> Aim: Every line that contains the word "Taupunkt" should be copied out.

=== Dataset records ===

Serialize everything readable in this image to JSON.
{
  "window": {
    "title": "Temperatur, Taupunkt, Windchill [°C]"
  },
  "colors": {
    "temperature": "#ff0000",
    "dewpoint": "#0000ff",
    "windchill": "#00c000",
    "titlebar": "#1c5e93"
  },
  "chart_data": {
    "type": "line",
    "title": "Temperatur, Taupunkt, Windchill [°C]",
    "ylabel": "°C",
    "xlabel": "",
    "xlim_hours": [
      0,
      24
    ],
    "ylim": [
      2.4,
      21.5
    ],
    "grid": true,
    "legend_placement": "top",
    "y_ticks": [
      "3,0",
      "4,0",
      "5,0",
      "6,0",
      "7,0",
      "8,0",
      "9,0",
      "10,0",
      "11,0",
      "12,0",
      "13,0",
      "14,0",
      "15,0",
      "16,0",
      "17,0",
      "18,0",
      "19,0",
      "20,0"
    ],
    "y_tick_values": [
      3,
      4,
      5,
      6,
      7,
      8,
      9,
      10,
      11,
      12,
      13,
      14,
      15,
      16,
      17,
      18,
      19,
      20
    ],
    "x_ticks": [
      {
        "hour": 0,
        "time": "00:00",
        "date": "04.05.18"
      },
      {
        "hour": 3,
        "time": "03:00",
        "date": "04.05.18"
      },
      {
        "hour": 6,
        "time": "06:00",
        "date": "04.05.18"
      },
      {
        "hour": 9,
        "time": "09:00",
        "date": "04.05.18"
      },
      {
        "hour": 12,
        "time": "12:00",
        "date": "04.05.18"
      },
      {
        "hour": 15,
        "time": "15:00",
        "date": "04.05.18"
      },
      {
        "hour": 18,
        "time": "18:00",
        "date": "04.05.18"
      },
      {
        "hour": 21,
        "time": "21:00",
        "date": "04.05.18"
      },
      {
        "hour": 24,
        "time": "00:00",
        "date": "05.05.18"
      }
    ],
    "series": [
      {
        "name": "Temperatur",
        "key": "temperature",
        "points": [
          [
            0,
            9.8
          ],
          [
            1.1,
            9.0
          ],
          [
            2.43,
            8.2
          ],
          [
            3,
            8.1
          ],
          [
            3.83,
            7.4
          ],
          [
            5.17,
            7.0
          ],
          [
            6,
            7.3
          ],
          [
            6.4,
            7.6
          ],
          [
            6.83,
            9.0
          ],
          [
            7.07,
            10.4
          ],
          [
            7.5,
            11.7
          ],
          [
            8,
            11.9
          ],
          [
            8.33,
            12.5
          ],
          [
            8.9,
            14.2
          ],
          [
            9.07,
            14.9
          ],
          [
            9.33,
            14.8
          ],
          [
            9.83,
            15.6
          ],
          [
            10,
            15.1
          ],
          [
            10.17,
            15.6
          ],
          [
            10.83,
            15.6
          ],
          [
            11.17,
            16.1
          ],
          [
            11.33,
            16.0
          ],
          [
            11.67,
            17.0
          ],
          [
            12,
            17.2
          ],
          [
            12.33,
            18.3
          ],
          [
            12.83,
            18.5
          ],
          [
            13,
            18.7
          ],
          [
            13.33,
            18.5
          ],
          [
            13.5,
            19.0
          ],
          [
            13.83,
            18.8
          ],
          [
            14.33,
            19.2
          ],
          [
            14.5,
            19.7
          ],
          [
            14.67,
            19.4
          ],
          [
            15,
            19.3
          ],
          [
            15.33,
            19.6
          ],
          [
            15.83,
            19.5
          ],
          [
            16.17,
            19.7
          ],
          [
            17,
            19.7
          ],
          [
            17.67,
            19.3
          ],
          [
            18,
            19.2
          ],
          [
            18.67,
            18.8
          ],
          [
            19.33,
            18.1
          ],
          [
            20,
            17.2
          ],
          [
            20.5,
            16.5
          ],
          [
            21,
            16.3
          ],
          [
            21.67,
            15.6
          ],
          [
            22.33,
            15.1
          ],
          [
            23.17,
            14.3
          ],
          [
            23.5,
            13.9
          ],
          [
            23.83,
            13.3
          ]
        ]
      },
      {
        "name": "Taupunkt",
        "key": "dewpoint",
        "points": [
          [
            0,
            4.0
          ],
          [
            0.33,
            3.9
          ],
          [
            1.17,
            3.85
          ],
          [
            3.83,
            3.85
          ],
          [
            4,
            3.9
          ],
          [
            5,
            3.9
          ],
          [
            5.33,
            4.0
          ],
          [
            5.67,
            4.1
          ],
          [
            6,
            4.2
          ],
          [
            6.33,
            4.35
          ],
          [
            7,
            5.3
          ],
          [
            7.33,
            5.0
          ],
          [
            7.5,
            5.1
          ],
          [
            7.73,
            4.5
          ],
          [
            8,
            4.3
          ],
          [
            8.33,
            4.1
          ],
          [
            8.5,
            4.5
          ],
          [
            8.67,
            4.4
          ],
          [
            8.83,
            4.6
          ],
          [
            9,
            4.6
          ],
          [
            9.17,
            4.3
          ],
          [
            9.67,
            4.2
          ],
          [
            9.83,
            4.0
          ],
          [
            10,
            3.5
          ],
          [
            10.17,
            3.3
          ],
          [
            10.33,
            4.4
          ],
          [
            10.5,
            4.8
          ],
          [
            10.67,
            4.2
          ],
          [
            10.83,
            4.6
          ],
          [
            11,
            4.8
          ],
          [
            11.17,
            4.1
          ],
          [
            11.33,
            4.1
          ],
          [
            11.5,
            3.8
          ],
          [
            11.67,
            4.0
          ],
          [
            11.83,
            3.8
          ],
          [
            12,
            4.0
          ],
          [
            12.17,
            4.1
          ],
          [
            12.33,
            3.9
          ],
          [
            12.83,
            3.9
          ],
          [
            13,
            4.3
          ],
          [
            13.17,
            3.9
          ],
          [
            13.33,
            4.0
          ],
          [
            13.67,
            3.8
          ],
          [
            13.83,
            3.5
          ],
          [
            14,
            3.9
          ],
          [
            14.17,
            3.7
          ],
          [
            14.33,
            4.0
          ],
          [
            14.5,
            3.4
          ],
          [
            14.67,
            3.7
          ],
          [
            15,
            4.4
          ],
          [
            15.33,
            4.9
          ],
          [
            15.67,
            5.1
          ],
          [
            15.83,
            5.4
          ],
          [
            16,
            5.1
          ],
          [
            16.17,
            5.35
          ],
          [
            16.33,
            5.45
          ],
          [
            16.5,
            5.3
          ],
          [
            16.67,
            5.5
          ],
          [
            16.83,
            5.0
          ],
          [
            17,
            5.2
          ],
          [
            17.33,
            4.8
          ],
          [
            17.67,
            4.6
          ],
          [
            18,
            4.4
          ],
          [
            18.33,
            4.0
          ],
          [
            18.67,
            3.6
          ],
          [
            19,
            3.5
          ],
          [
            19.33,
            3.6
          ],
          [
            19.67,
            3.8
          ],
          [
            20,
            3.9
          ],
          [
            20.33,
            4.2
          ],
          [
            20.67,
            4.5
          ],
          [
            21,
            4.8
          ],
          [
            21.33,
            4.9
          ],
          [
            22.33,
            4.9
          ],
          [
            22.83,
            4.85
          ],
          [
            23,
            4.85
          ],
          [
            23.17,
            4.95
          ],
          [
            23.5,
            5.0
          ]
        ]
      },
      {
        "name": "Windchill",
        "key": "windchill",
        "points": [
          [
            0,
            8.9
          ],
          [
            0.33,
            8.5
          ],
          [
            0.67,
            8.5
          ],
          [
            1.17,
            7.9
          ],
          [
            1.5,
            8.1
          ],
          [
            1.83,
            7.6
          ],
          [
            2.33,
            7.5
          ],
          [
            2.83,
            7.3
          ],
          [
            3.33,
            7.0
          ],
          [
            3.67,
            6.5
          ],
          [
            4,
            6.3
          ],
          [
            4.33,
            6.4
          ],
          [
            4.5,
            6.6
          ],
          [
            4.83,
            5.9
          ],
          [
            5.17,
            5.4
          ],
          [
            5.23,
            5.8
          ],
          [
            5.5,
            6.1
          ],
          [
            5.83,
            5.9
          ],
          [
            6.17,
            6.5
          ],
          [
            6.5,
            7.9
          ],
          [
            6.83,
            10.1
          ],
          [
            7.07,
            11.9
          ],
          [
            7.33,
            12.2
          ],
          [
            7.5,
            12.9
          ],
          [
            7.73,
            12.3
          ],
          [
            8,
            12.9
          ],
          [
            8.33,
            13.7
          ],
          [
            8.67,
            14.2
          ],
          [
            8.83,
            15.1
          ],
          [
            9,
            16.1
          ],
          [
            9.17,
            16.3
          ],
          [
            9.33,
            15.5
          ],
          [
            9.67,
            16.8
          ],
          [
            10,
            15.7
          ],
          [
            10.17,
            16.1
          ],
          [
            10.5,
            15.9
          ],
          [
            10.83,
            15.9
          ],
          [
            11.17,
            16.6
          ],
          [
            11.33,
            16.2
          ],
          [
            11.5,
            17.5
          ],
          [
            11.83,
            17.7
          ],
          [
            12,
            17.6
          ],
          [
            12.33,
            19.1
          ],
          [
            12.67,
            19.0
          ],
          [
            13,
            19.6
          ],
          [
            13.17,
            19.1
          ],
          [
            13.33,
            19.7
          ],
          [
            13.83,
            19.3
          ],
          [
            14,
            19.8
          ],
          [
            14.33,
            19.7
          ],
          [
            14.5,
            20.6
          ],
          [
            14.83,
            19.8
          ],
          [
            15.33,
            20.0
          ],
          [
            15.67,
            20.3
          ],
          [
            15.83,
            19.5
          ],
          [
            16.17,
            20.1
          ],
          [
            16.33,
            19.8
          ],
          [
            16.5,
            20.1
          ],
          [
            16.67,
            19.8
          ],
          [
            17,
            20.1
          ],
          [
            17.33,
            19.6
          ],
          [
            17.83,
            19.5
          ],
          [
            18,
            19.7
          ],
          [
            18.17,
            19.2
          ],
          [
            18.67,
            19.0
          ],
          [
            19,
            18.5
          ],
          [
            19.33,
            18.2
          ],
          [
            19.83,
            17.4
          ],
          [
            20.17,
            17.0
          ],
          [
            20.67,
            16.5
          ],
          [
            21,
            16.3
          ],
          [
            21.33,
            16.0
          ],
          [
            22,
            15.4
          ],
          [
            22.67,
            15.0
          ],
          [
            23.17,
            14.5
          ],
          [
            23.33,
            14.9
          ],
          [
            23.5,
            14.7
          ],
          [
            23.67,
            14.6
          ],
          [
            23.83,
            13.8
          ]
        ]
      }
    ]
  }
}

===

> Answer:
    "title": "Temperatur, Taupunkt, Windchill [°C]"
    "title": "Temperatur, Taupunkt, Windchill [°C]",
        "name": "Taupunkt",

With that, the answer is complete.